| DO THIS |
Filter the records for lines holding the string "filled".

| THE DATA |
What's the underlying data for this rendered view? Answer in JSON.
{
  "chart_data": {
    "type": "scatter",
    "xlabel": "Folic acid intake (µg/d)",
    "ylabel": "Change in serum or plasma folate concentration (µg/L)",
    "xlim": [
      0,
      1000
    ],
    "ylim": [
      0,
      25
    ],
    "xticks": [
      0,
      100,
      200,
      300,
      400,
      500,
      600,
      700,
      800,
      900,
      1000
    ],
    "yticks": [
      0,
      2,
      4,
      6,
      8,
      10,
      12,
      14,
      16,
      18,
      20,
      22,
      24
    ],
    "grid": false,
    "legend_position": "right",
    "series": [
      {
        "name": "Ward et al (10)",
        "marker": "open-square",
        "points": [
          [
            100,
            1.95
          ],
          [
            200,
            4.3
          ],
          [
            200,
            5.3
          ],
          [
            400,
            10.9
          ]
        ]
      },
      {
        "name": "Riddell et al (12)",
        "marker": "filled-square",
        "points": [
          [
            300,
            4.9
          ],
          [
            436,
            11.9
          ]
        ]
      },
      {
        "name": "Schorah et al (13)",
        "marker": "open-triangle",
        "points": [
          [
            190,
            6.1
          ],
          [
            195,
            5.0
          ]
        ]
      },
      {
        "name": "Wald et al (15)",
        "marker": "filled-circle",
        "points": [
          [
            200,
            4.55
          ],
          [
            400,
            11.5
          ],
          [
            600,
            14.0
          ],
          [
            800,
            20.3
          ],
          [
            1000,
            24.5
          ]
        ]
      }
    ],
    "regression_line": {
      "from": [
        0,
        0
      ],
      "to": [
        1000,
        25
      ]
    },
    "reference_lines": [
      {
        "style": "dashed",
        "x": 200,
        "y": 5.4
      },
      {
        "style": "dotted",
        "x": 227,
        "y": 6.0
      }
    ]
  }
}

| ANSWER FOR THIS EXERCISE |
        "marker": "filled-square",
        "marker": "filled-circle",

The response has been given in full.